**SOURCE DATA:**
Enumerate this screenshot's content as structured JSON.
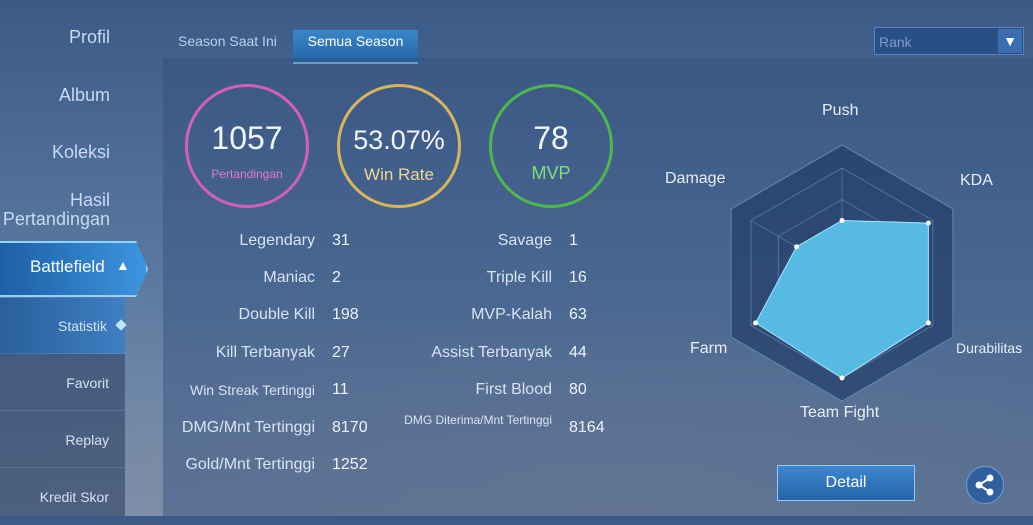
{
  "sidebar": {
    "items": [
      "Profil",
      "Album",
      "Koleksi",
      "Hasil Pertandingan"
    ],
    "battlefield_label": "Battlefield",
    "sub_items": [
      "Statistik",
      "Favorit",
      "Replay",
      "Kredit Skor"
    ]
  },
  "tabs": [
    "Season Saat Ini",
    "Semua Season"
  ],
  "rank_select": {
    "value": "Rank"
  },
  "summary": {
    "matches": {
      "value": "1057",
      "label": "Pertandingan",
      "color": "#d45fb8"
    },
    "win_rate": {
      "value": "53.07%",
      "label": "Win Rate",
      "color": "#d8b45a"
    },
    "mvp": {
      "value": "78",
      "label": "MVP",
      "color": "#4fb84a"
    }
  },
  "stats_left": [
    {
      "label": "Legendary",
      "value": "31"
    },
    {
      "label": "Maniac",
      "value": "2"
    },
    {
      "label": "Double Kill",
      "value": "198"
    },
    {
      "label": "Kill Terbanyak",
      "value": "27"
    },
    {
      "label": "Win Streak Tertinggi",
      "value": "11"
    },
    {
      "label": "DMG/Mnt Tertinggi",
      "value": "8170"
    },
    {
      "label": "Gold/Mnt Tertinggi",
      "value": "1252"
    }
  ],
  "stats_right": [
    {
      "label": "Savage",
      "value": "1"
    },
    {
      "label": "Triple Kill",
      "value": "16"
    },
    {
      "label": "MVP-Kalah",
      "value": "63"
    },
    {
      "label": "Assist Terbanyak",
      "value": "44"
    },
    {
      "label": "First Blood",
      "value": "80"
    },
    {
      "label": "DMG Diterima/Mnt Tertinggi",
      "value": "8164"
    }
  ],
  "radar": {
    "labels": [
      "Push",
      "KDA",
      "Durabilitas",
      "Team Fight",
      "Farm",
      "Damage"
    ],
    "values": [
      0.5,
      0.95,
      0.95,
      1.0,
      0.95,
      0.5
    ],
    "fill_color": "#5cc6ee"
  },
  "buttons": {
    "detail": "Detail",
    "share_icon": "share-icon"
  }
}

**EXERCISE INSTRUCTIONS:** Go through the entries above and copy every line containing "Kill".

**WRITTEN SOLUTION:**
      "label": "Double Kill",
      "label": "Kill Terbanyak",
      "label": "Triple Kill",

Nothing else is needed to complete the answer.